**EXERCISE INPUTS:**
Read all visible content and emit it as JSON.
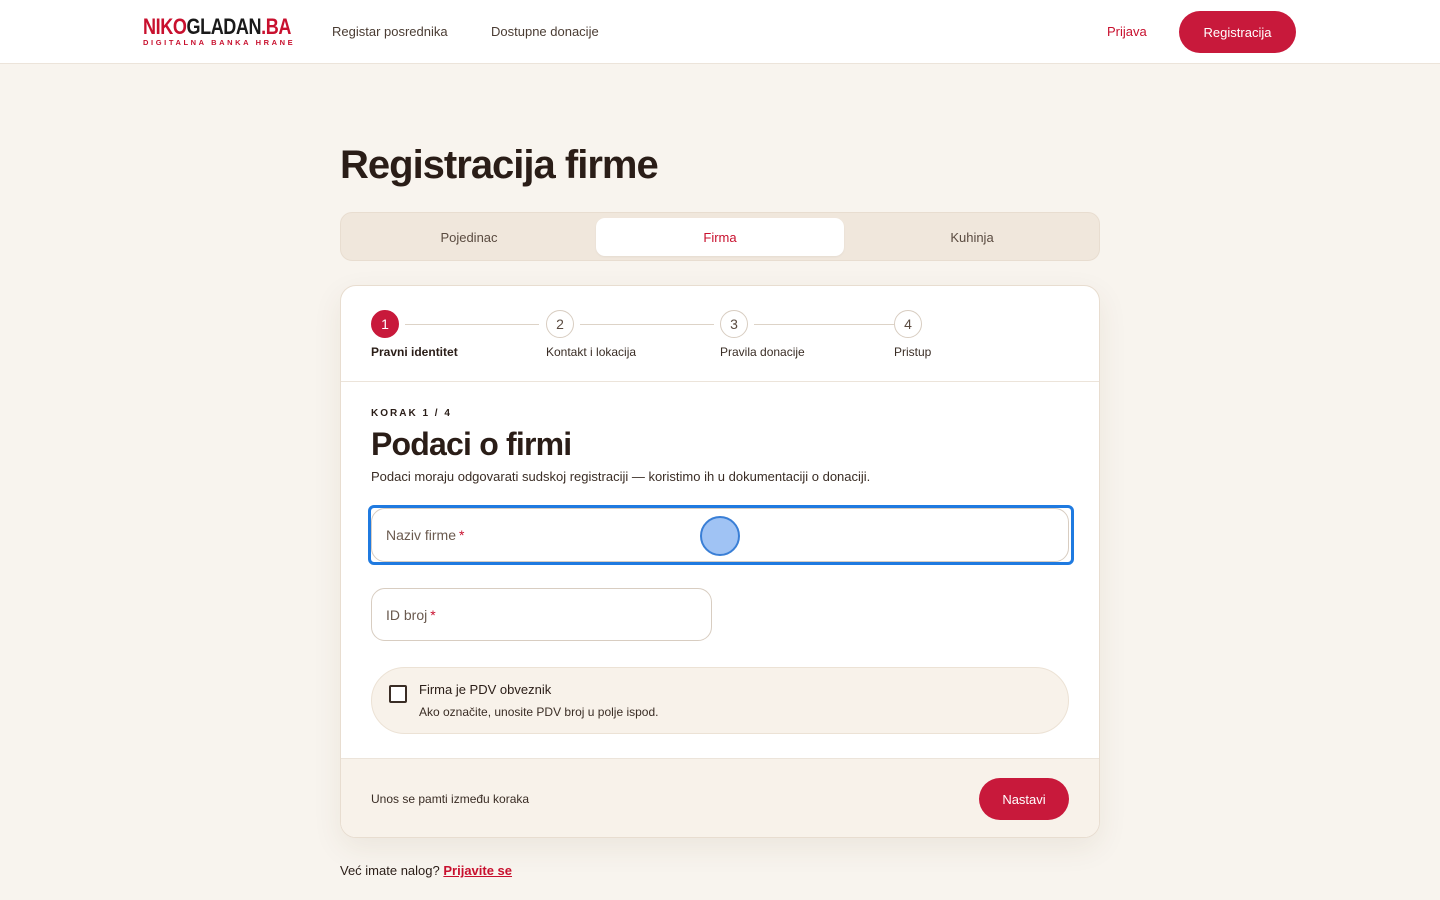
{
  "header": {
    "logo_red": "NIKO",
    "logo_dark": "GLADAN",
    "logo_suffix": ".BA",
    "logo_tagline": "DIGITALNA BANKA HRANE",
    "nav": [
      "Registar posrednika",
      "Dostupne donacije"
    ],
    "login_label": "Prijava",
    "register_label": "Registracija"
  },
  "page": {
    "title": "Registracija firme"
  },
  "tabs": {
    "items": [
      "Pojedinac",
      "Firma",
      "Kuhinja"
    ],
    "active": "Firma"
  },
  "stepper": {
    "current": 1,
    "steps": [
      {
        "number": "1",
        "label": "Pravni identitet"
      },
      {
        "number": "2",
        "label": "Kontakt i lokacija"
      },
      {
        "number": "3",
        "label": "Pravila donacije"
      },
      {
        "number": "4",
        "label": "Pristup"
      }
    ]
  },
  "form": {
    "step_count": "KORAK 1 / 4",
    "section_title": "Podaci o firmi",
    "section_desc": "Podaci moraju odgovarati sudskoj registraciji — koristimo ih u dokumentaciji o donaciji.",
    "company_name_label": "Naziv firme",
    "id_number_label": "ID broj",
    "required_mark": "*",
    "pdv_title": "Firma je PDV obveznik",
    "pdv_desc": "Ako označite, unosite PDV broj u polje ispod.",
    "pdv_checked": false,
    "footer_note": "Unos se pamti između koraka",
    "next_label": "Nastavi"
  },
  "footer": {
    "prompt": "Već imate nalog?",
    "link": "Prijavite se"
  },
  "colors": {
    "accent": "#c8193b",
    "background": "#f8f4ee",
    "focus_ring": "#1f7ae0"
  }
}
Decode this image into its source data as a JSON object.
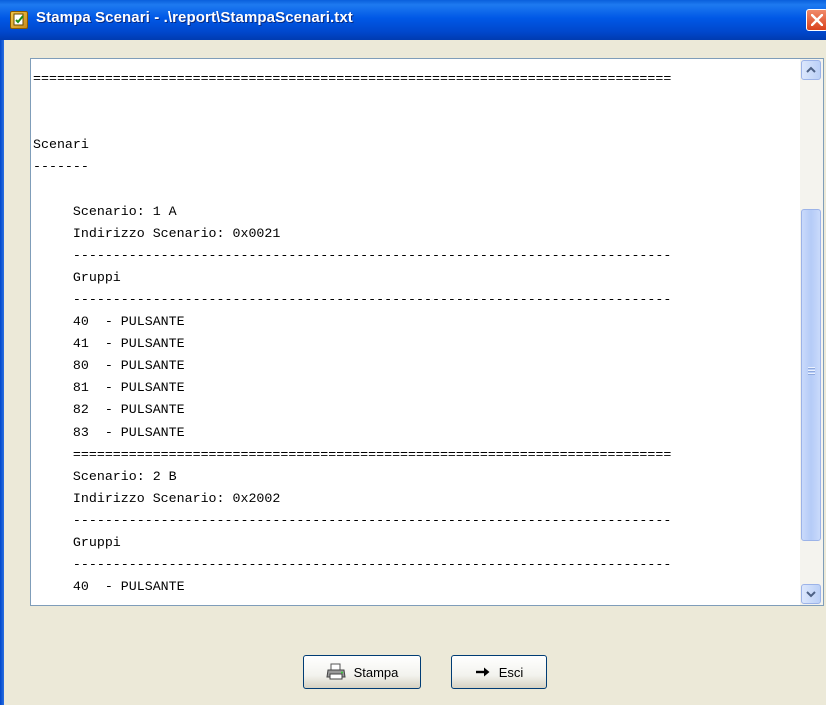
{
  "window": {
    "title": "Stampa Scenari - .\\report\\StampaScenari.txt",
    "app_icon": "report-icon",
    "close_icon": "close-icon"
  },
  "report": {
    "lines": [
      "================================================================================",
      "",
      "",
      "Scenari",
      "-------",
      "",
      "     Scenario: 1 A",
      "     Indirizzo Scenario: 0x0021",
      "     ---------------------------------------------------------------------------",
      "     Gruppi",
      "     ---------------------------------------------------------------------------",
      "     40  - PULSANTE",
      "     41  - PULSANTE",
      "     80  - PULSANTE",
      "     81  - PULSANTE",
      "     82  - PULSANTE",
      "     83  - PULSANTE",
      "     ===========================================================================",
      "     Scenario: 2 B",
      "     Indirizzo Scenario: 0x2002",
      "     ---------------------------------------------------------------------------",
      "     Gruppi",
      "     ---------------------------------------------------------------------------",
      "     40  - PULSANTE"
    ]
  },
  "buttons": {
    "print_label": "Stampa",
    "print_icon": "printer-icon",
    "exit_label": "Esci",
    "exit_icon": "arrow-right-icon"
  },
  "colors": {
    "titlebar": "#0058E6",
    "dialog_background": "#ECE9D8",
    "scrollbar_thumb": "#B5CBF7",
    "button_border": "#003C74"
  }
}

**THE PROBLEM:** Copy the data character for character, but drop all pictures from the copy.

**COMPLETE OUTPUT:**
Read all visible content and emit it as JSON.
{
  "header": {
    "logo_red": "NIKO",
    "logo_dark": "GLADAN",
    "logo_suffix": ".BA",
    "logo_tagline": "DIGITALNA BANKA HRANE",
    "nav": [
      "Registar posrednika",
      "Dostupne donacije"
    ],
    "login_label": "Prijava",
    "register_label": "Registracija"
  },
  "page": {
    "title": "Registracija firme"
  },
  "tabs": {
    "items": [
      "Pojedinac",
      "Firma",
      "Kuhinja"
    ],
    "active": "Firma"
  },
  "stepper": {
    "current": 1,
    "steps": [
      {
        "number": "1",
        "label": "Pravni identitet"
      },
      {
        "number": "2",
        "label": "Kontakt i lokacija"
      },
      {
        "number": "3",
        "label": "Pravila donacije"
      },
      {
        "number": "4",
        "label": "Pristup"
      }
    ]
  },
  "form": {
    "step_count": "KORAK 1 / 4",
    "section_title": "Podaci o firmi",
    "section_desc": "Podaci moraju odgovarati sudskoj registraciji — koristimo ih u dokumentaciji o donaciji.",
    "company_name_label": "Naziv firme",
    "id_number_label": "ID broj",
    "required_mark": "*",
    "pdv_title": "Firma je PDV obveznik",
    "pdv_desc": "Ako označite, unosite PDV broj u polje ispod.",
    "pdv_checked": false,
    "footer_note": "Unos se pamti između koraka",
    "next_label": "Nastavi"
  },
  "footer": {
    "prompt": "Već imate nalog?",
    "link": "Prijavite se"
  },
  "colors": {
    "accent": "#c8193b",
    "background": "#f8f4ee",
    "focus_ring": "#1f7ae0"
  }
}
Decode this image into its source data as a JSON object.
{
  "window": {
    "title": "Stampa Scenari - .\\report\\StampaScenari.txt",
    "app_icon": "report-icon",
    "close_icon": "close-icon"
  },
  "report": {
    "lines": [
      "================================================================================",
      "",
      "",
      "Scenari",
      "-------",
      "",
      "     Scenario: 1 A",
      "     Indirizzo Scenario: 0x0021",
      "     ---------------------------------------------------------------------------",
      "     Gruppi",
      "     ---------------------------------------------------------------------------",
      "     40  - PULSANTE",
      "     41  - PULSANTE",
      "     80  - PULSANTE",
      "     81  - PULSANTE",
      "     82  - PULSANTE",
      "     83  - PULSANTE",
      "     ===========================================================================",
      "     Scenario: 2 B",
      "     Indirizzo Scenario: 0x2002",
      "     ---------------------------------------------------------------------------",
      "     Gruppi",
      "     ---------------------------------------------------------------------------",
      "     40  - PULSANTE"
    ]
  },
  "buttons": {
    "print_label": "Stampa",
    "print_icon": "printer-icon",
    "exit_label": "Esci",
    "exit_icon": "arrow-right-icon"
  },
  "colors": {
    "titlebar": "#0058E6",
    "dialog_background": "#ECE9D8",
    "scrollbar_thumb": "#B5CBF7",
    "button_border": "#003C74"
  }
}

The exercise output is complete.